- [DATASET EXTRACT]
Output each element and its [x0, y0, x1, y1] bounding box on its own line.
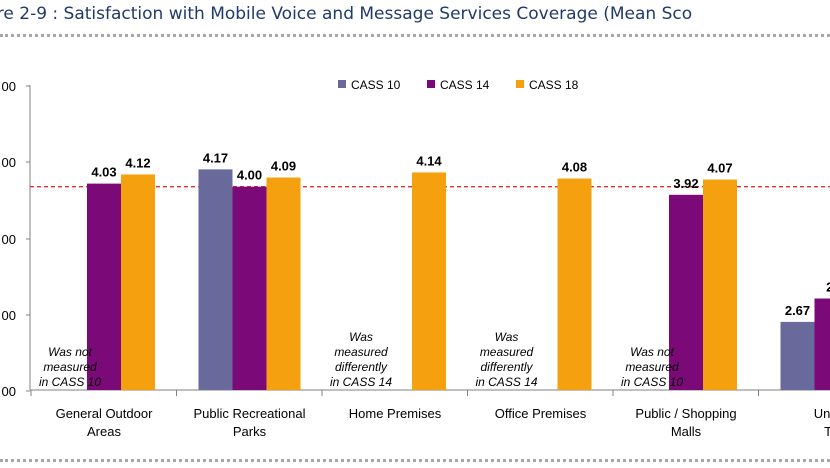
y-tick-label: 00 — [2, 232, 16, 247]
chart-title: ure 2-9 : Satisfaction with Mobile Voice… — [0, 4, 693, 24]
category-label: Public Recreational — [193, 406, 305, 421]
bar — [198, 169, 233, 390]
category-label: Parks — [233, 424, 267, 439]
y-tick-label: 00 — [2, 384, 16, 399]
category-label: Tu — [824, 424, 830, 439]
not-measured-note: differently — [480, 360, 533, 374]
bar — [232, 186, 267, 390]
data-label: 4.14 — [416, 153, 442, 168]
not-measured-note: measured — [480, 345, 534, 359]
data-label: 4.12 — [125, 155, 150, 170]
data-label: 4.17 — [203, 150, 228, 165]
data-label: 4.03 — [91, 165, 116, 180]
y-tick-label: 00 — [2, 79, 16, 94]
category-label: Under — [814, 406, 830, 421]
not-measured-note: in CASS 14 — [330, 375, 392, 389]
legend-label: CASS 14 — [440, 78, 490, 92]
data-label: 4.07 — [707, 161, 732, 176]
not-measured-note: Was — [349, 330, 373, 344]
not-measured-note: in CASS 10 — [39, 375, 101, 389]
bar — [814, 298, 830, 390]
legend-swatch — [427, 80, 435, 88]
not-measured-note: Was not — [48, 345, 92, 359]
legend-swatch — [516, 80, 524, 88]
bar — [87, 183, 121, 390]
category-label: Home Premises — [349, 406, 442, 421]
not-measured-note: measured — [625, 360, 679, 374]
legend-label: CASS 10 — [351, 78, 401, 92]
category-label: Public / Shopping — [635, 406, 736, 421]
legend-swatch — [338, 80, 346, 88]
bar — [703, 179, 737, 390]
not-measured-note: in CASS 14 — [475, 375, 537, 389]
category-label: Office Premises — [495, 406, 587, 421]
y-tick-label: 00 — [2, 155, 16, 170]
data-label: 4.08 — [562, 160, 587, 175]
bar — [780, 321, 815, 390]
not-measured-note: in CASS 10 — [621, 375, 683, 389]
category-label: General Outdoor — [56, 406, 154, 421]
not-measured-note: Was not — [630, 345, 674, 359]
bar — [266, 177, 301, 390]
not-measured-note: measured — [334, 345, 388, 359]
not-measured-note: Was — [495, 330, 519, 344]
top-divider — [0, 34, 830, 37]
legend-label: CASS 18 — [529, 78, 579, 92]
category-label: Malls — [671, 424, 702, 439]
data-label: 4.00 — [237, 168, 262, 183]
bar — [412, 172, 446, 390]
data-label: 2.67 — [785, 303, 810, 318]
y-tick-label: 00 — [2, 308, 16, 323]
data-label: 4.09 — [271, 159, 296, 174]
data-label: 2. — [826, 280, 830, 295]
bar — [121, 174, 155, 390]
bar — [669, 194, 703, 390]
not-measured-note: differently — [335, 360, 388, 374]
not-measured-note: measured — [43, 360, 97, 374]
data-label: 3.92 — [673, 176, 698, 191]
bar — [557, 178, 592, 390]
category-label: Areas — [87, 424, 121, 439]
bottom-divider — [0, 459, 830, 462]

- [GOAL OF THE EXERCISE] Write out every line of the records above word for word, leaving the picture out of your answer.

- [TASK ANSWER]
Output each element and its [x0, y0, x1, y1] bounding box on its own line.
y-tick-label: 00 — [2, 232, 16, 247]
chart-title: ure 2-9 : Satisfaction with Mobile Voice… — [0, 4, 693, 24]
category-label: Public Recreational — [193, 406, 305, 421]
bar — [198, 169, 233, 390]
category-label: Parks — [233, 424, 267, 439]
y-tick-label: 00 — [2, 384, 16, 399]
category-label: Tu — [824, 424, 830, 439]
not-measured-note: differently — [480, 360, 533, 374]
bar — [232, 186, 267, 390]
data-label: 4.14 — [416, 153, 442, 168]
not-measured-note: measured — [480, 345, 534, 359]
data-label: 4.12 — [125, 155, 150, 170]
data-label: 4.17 — [203, 150, 228, 165]
data-label: 4.03 — [91, 165, 116, 180]
y-tick-label: 00 — [2, 79, 16, 94]
category-label: Under — [814, 406, 830, 421]
not-measured-note: in CASS 14 — [330, 375, 392, 389]
legend-label: CASS 14 — [440, 78, 490, 92]
data-label: 4.07 — [707, 161, 732, 176]
not-measured-note: Was — [349, 330, 373, 344]
not-measured-note: in CASS 10 — [39, 375, 101, 389]
bar — [814, 298, 830, 390]
legend-swatch — [427, 80, 435, 88]
not-measured-note: Was not — [48, 345, 92, 359]
legend-swatch — [516, 80, 524, 88]
bar — [87, 183, 121, 390]
category-label: Home Premises — [349, 406, 442, 421]
not-measured-note: measured — [625, 360, 679, 374]
legend-label: CASS 10 — [351, 78, 401, 92]
category-label: Public / Shopping — [635, 406, 736, 421]
legend-swatch — [338, 80, 346, 88]
bar — [703, 179, 737, 390]
not-measured-note: in CASS 14 — [475, 375, 537, 389]
category-label: Office Premises — [495, 406, 587, 421]
y-tick-label: 00 — [2, 155, 16, 170]
data-label: 4.08 — [562, 160, 587, 175]
bar — [780, 321, 815, 390]
not-measured-note: in CASS 10 — [621, 375, 683, 389]
category-label: General Outdoor — [56, 406, 154, 421]
not-measured-note: Was not — [630, 345, 674, 359]
bar — [266, 177, 301, 390]
not-measured-note: measured — [334, 345, 388, 359]
not-measured-note: Was — [495, 330, 519, 344]
top-divider — [0, 34, 830, 37]
legend-label: CASS 18 — [529, 78, 579, 92]
category-label: Malls — [671, 424, 702, 439]
data-label: 4.00 — [237, 168, 262, 183]
bar — [412, 172, 446, 390]
data-label: 2.67 — [785, 303, 810, 318]
y-tick-label: 00 — [2, 308, 16, 323]
data-label: 4.09 — [271, 159, 296, 174]
data-label: 2. — [826, 280, 830, 295]
bar — [121, 174, 155, 390]
bar — [669, 194, 703, 390]
not-measured-note: differently — [335, 360, 388, 374]
not-measured-note: measured — [43, 360, 97, 374]
data-label: 3.92 — [673, 176, 698, 191]
bar — [557, 178, 592, 390]
category-label: Areas — [87, 424, 121, 439]
bottom-divider — [0, 459, 830, 462]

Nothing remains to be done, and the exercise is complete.